Start of Material shown

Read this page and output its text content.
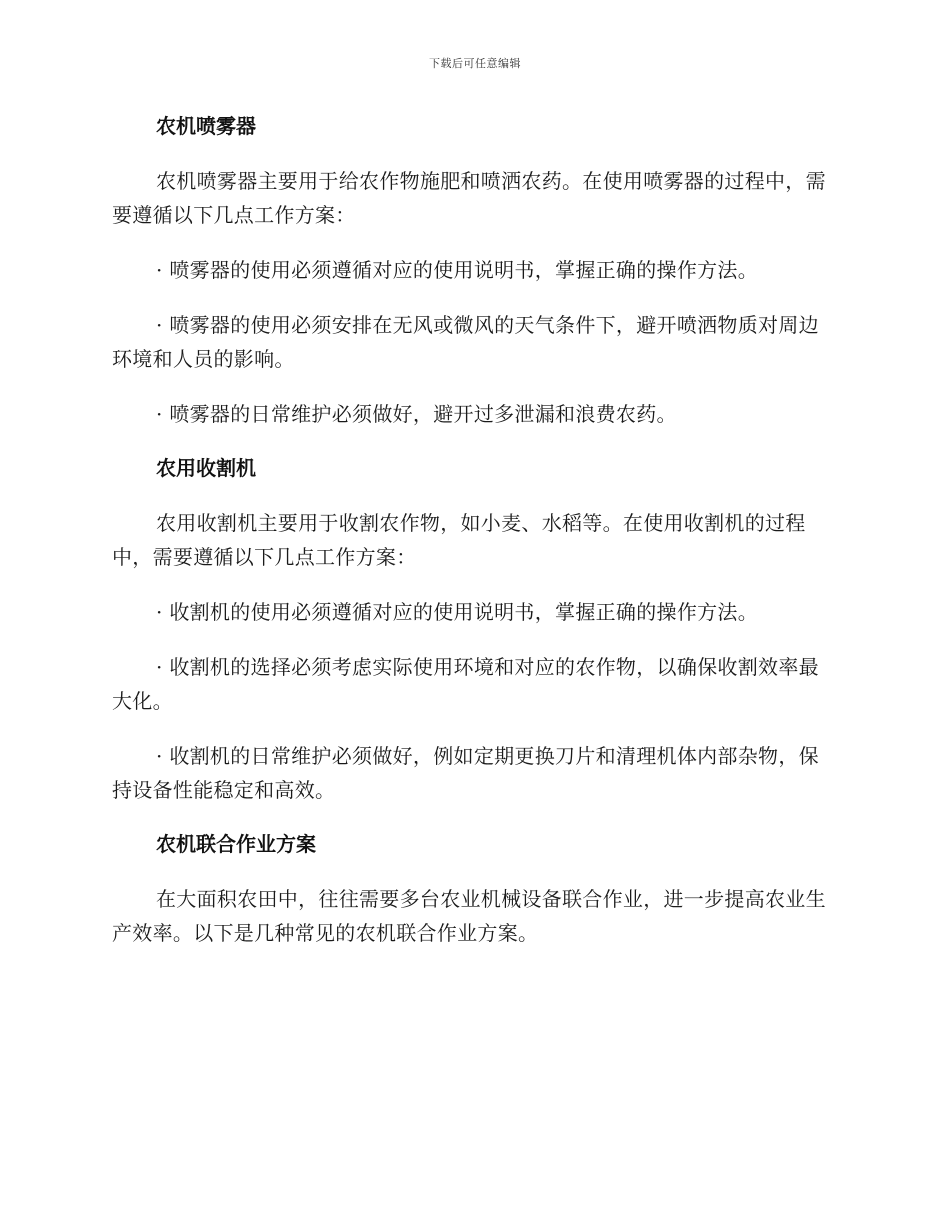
下载后可任意编辑
农机喷雾器

农机喷雾器主要用于给农作物施肥和喷洒农药。在使用喷雾器的过程中，需要遵循以下几点工作方案：

· 喷雾器的使用必须遵循对应的使用说明书，掌握正确的操作方法。

· 喷雾器的使用必须安排在无风或微风的天气条件下，避开喷洒物质对周边环境和人员的影响。

· 喷雾器的日常维护必须做好，避开过多泄漏和浪费农药。

农用收割机

农用收割机主要用于收割农作物，如小麦、水稻等。在使用收割机的过程中，需要遵循以下几点工作方案：

· 收割机的使用必须遵循对应的使用说明书，掌握正确的操作方法。

· 收割机的选择必须考虑实际使用环境和对应的农作物，以确保收割效率最大化。

· 收割机的日常维护必须做好，例如定期更换刀片和清理机体内部杂物，保持设备性能稳定和高效。

农机联合作业方案

在大面积农田中，往往需要多台农业机械设备联合作业，进一步提高农业生产效率。以下是几种常见的农机联合作业方案。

End of Material shown

What is asked: Set down every record once more, word for word, without pictures.

Expected output:
Read this page and output its text content.
下载后可任意编辑
农机喷雾器

农机喷雾器主要用于给农作物施肥和喷洒农药。在使用喷雾器的过程中，需要遵循以下几点工作方案：

· 喷雾器的使用必须遵循对应的使用说明书，掌握正确的操作方法。

· 喷雾器的使用必须安排在无风或微风的天气条件下，避开喷洒物质对周边环境和人员的影响。

· 喷雾器的日常维护必须做好，避开过多泄漏和浪费农药。

农用收割机

农用收割机主要用于收割农作物，如小麦、水稻等。在使用收割机的过程中，需要遵循以下几点工作方案：

· 收割机的使用必须遵循对应的使用说明书，掌握正确的操作方法。

· 收割机的选择必须考虑实际使用环境和对应的农作物，以确保收割效率最大化。

· 收割机的日常维护必须做好，例如定期更换刀片和清理机体内部杂物，保持设备性能稳定和高效。

农机联合作业方案

在大面积农田中，往往需要多台农业机械设备联合作业，进一步提高农业生产效率。以下是几种常见的农机联合作业方案。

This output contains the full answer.